— Start of Record excerpts —
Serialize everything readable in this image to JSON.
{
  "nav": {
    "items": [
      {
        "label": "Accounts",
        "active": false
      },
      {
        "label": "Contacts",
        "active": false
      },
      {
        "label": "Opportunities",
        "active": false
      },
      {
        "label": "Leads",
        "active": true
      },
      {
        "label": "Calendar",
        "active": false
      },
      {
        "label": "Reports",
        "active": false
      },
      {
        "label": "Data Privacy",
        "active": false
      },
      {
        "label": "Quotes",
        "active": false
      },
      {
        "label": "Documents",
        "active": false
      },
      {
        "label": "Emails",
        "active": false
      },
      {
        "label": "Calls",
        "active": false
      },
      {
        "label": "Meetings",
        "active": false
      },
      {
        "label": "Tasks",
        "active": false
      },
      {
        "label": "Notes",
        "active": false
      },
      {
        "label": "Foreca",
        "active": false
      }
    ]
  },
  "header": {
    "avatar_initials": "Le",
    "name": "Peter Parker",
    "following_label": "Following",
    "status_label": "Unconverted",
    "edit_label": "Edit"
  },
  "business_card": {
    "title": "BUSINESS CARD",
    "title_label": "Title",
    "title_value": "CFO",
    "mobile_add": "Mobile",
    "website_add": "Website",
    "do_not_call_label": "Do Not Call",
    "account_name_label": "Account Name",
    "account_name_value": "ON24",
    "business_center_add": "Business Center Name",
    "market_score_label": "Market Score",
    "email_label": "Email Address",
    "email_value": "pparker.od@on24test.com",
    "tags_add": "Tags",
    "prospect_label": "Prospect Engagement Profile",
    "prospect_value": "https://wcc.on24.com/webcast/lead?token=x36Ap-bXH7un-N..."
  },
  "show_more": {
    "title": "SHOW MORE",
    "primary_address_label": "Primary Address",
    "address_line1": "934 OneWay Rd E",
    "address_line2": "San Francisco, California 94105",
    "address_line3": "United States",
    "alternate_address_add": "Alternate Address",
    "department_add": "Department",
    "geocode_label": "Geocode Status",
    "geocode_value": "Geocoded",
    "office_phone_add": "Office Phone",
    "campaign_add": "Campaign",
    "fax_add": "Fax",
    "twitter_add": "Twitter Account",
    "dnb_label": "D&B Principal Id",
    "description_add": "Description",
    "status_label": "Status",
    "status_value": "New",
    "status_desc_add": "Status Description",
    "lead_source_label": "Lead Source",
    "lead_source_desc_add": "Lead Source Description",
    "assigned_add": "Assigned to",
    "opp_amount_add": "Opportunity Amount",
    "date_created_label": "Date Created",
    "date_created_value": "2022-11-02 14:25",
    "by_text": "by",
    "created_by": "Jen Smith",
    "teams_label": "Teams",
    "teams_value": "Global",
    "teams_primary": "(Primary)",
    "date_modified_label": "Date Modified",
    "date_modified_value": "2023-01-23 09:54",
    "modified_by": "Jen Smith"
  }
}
— End of Record excerpts —
* **Work to complete**:
Reproduce each entry from the records above, character for character.

* **Solution to the exercise**:
Serialize everything readable in this image to JSON.
{
  "nav": {
    "items": [
      {
        "label": "Accounts",
        "active": false
      },
      {
        "label": "Contacts",
        "active": false
      },
      {
        "label": "Opportunities",
        "active": false
      },
      {
        "label": "Leads",
        "active": true
      },
      {
        "label": "Calendar",
        "active": false
      },
      {
        "label": "Reports",
        "active": false
      },
      {
        "label": "Data Privacy",
        "active": false
      },
      {
        "label": "Quotes",
        "active": false
      },
      {
        "label": "Documents",
        "active": false
      },
      {
        "label": "Emails",
        "active": false
      },
      {
        "label": "Calls",
        "active": false
      },
      {
        "label": "Meetings",
        "active": false
      },
      {
        "label": "Tasks",
        "active": false
      },
      {
        "label": "Notes",
        "active": false
      },
      {
        "label": "Foreca",
        "active": false
      }
    ]
  },
  "header": {
    "avatar_initials": "Le",
    "name": "Peter Parker",
    "following_label": "Following",
    "status_label": "Unconverted",
    "edit_label": "Edit"
  },
  "business_card": {
    "title": "BUSINESS CARD",
    "title_label": "Title",
    "title_value": "CFO",
    "mobile_add": "Mobile",
    "website_add": "Website",
    "do_not_call_label": "Do Not Call",
    "account_name_label": "Account Name",
    "account_name_value": "ON24",
    "business_center_add": "Business Center Name",
    "market_score_label": "Market Score",
    "email_label": "Email Address",
    "email_value": "pparker.od@on24test.com",
    "tags_add": "Tags",
    "prospect_label": "Prospect Engagement Profile",
    "prospect_value": "https://wcc.on24.com/webcast/lead?token=x36Ap-bXH7un-N..."
  },
  "show_more": {
    "title": "SHOW MORE",
    "primary_address_label": "Primary Address",
    "address_line1": "934 OneWay Rd E",
    "address_line2": "San Francisco, California 94105",
    "address_line3": "United States",
    "alternate_address_add": "Alternate Address",
    "department_add": "Department",
    "geocode_label": "Geocode Status",
    "geocode_value": "Geocoded",
    "office_phone_add": "Office Phone",
    "campaign_add": "Campaign",
    "fax_add": "Fax",
    "twitter_add": "Twitter Account",
    "dnb_label": "D&B Principal Id",
    "description_add": "Description",
    "status_label": "Status",
    "status_value": "New",
    "status_desc_add": "Status Description",
    "lead_source_label": "Lead Source",
    "lead_source_desc_add": "Lead Source Description",
    "assigned_add": "Assigned to",
    "opp_amount_add": "Opportunity Amount",
    "date_created_label": "Date Created",
    "date_created_value": "2022-11-02 14:25",
    "by_text": "by",
    "created_by": "Jen Smith",
    "teams_label": "Teams",
    "teams_value": "Global",
    "teams_primary": "(Primary)",
    "date_modified_label": "Date Modified",
    "date_modified_value": "2023-01-23 09:54",
    "modified_by": "Jen Smith"
  }
}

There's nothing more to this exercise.